#### Material provided

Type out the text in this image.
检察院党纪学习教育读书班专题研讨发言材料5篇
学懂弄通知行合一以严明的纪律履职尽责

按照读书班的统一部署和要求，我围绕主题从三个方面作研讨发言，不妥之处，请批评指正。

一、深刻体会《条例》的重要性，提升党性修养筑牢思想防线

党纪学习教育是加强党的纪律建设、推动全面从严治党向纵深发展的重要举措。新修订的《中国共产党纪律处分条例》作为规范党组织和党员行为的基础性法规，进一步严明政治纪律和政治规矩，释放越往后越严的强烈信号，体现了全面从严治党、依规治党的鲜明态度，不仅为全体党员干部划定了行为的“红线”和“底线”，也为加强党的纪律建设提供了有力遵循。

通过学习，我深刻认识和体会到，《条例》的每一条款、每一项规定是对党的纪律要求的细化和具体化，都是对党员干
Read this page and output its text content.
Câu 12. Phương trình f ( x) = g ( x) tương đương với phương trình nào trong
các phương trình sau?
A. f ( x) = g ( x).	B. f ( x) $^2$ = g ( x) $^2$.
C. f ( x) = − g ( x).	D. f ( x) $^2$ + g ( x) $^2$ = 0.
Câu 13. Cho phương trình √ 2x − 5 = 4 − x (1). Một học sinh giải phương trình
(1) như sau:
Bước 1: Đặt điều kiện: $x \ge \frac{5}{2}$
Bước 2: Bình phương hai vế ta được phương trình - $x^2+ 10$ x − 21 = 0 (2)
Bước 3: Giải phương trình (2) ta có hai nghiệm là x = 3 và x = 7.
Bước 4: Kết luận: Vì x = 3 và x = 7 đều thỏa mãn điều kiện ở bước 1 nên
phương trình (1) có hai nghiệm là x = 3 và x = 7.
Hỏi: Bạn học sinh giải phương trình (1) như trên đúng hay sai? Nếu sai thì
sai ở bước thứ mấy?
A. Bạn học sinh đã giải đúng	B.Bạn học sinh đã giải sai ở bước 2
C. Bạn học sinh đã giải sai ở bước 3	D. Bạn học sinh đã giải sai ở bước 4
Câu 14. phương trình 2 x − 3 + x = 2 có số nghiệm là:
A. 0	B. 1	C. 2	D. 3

#### Work to be completed
Give again only the lines of the material above that run from the one with "Read this page and output its text content." through the end, both included, exactly as they appear.

#### Expected answer
Read this page and output its text content.
Câu 12. Phương trình f ( x) = g ( x) tương đương với phương trình nào trong
các phương trình sau?
A. f ( x) = g ( x).	B. f ( x) $^2$ = g ( x) $^2$.
C. f ( x) = − g ( x).	D. f ( x) $^2$ + g ( x) $^2$ = 0.
Câu 13. Cho phương trình √ 2x − 5 = 4 − x (1). Một học sinh giải phương trình
(1) như sau:
Bước 1: Đặt điều kiện: $x \ge \frac{5}{2}$
Bước 2: Bình phương hai vế ta được phương trình - $x^2+ 10$ x − 21 = 0 (2)
Bước 3: Giải phương trình (2) ta có hai nghiệm là x = 3 và x = 7.
Bước 4: Kết luận: Vì x = 3 và x = 7 đều thỏa mãn điều kiện ở bước 1 nên
phương trình (1) có hai nghiệm là x = 3 và x = 7.
Hỏi: Bạn học sinh giải phương trình (1) như trên đúng hay sai? Nếu sai thì
sai ở bước thứ mấy?
A. Bạn học sinh đã giải đúng	B.Bạn học sinh đã giải sai ở bước 2
C. Bạn học sinh đã giải sai ở bước 3	D. Bạn học sinh đã giải sai ở bước 4
Câu 14. phương trình 2 x − 3 + x = 2 có số nghiệm là:
A. 0	B. 1	C. 2	D. 3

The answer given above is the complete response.